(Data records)
__________________________________________________

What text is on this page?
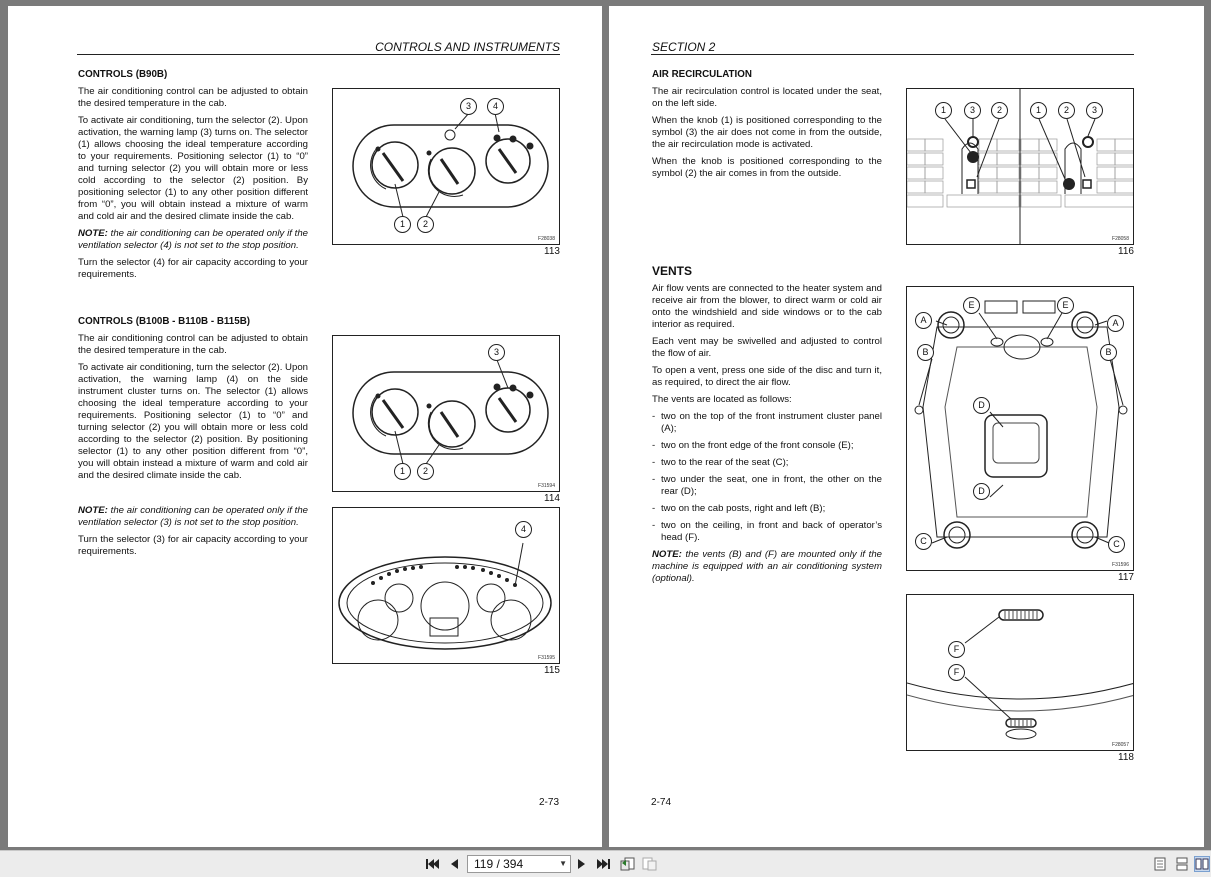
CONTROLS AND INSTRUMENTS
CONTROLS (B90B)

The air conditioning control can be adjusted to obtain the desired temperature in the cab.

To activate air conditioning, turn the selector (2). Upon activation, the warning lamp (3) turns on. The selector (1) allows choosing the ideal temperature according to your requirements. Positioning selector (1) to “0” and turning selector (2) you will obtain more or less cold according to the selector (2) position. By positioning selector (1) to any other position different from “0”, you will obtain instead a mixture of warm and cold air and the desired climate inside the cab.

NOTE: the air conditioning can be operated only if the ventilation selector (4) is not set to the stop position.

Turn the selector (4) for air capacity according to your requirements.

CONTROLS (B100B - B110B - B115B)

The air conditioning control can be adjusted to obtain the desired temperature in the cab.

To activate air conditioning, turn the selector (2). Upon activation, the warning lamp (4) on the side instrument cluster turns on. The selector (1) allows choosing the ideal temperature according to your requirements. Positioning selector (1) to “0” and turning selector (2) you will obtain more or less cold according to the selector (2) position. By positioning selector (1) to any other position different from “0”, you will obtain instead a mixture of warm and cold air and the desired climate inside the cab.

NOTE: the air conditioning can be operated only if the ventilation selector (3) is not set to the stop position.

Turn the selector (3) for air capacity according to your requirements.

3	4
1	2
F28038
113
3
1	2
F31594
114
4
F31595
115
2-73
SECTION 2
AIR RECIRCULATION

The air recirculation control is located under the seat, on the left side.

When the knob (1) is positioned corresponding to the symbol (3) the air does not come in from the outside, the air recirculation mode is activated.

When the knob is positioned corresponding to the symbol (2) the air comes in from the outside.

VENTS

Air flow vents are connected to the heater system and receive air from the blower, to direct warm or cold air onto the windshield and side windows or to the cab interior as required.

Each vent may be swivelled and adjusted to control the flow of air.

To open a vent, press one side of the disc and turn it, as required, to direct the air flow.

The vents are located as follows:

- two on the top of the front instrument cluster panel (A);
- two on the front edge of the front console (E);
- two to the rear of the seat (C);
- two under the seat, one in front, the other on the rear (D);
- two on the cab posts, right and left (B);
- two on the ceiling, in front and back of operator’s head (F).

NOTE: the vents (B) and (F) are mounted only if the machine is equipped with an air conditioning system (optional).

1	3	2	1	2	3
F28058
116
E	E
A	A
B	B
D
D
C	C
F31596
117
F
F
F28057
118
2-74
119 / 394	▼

__________________________________________________

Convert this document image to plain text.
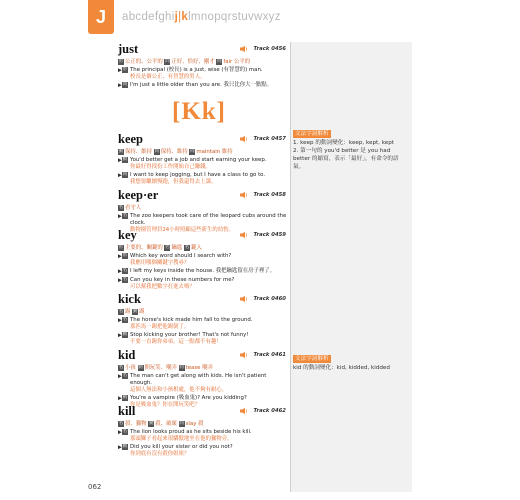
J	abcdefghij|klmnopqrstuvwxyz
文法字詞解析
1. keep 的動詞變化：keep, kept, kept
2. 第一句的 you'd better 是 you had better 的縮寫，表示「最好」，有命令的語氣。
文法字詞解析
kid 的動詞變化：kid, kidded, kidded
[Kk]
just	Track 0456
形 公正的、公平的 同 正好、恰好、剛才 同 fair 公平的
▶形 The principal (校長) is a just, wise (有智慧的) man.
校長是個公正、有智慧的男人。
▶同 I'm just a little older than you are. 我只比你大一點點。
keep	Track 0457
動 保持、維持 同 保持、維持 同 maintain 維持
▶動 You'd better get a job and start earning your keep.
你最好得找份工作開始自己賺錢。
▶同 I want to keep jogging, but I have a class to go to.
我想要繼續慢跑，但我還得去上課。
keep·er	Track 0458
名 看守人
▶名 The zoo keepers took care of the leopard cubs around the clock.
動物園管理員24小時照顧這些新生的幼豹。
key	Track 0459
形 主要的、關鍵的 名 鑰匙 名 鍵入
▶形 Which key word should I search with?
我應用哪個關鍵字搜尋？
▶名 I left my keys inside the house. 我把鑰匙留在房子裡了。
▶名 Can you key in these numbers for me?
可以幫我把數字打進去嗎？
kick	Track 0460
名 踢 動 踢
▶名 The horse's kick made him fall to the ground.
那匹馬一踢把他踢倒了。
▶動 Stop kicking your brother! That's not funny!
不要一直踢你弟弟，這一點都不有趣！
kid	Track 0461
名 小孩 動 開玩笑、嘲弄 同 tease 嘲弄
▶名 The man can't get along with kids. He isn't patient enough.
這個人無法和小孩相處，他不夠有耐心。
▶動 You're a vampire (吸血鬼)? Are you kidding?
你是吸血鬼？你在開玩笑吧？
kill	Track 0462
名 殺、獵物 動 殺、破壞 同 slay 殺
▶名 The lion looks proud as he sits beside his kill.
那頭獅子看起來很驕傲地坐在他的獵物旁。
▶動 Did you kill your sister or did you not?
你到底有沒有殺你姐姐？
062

__________________________________________________

### GIVEN EXERCISE
From the entries above, copy every line containing the word "direct".

### SOLVED PROBLEM
Air flow vents are connected to the heater system and receive air from the blower, to direct warm or cold air onto the windshield and side windows or to the cab interior as required.
To open a vent, press one side of the disc and turn it, as required, to direct the air flow.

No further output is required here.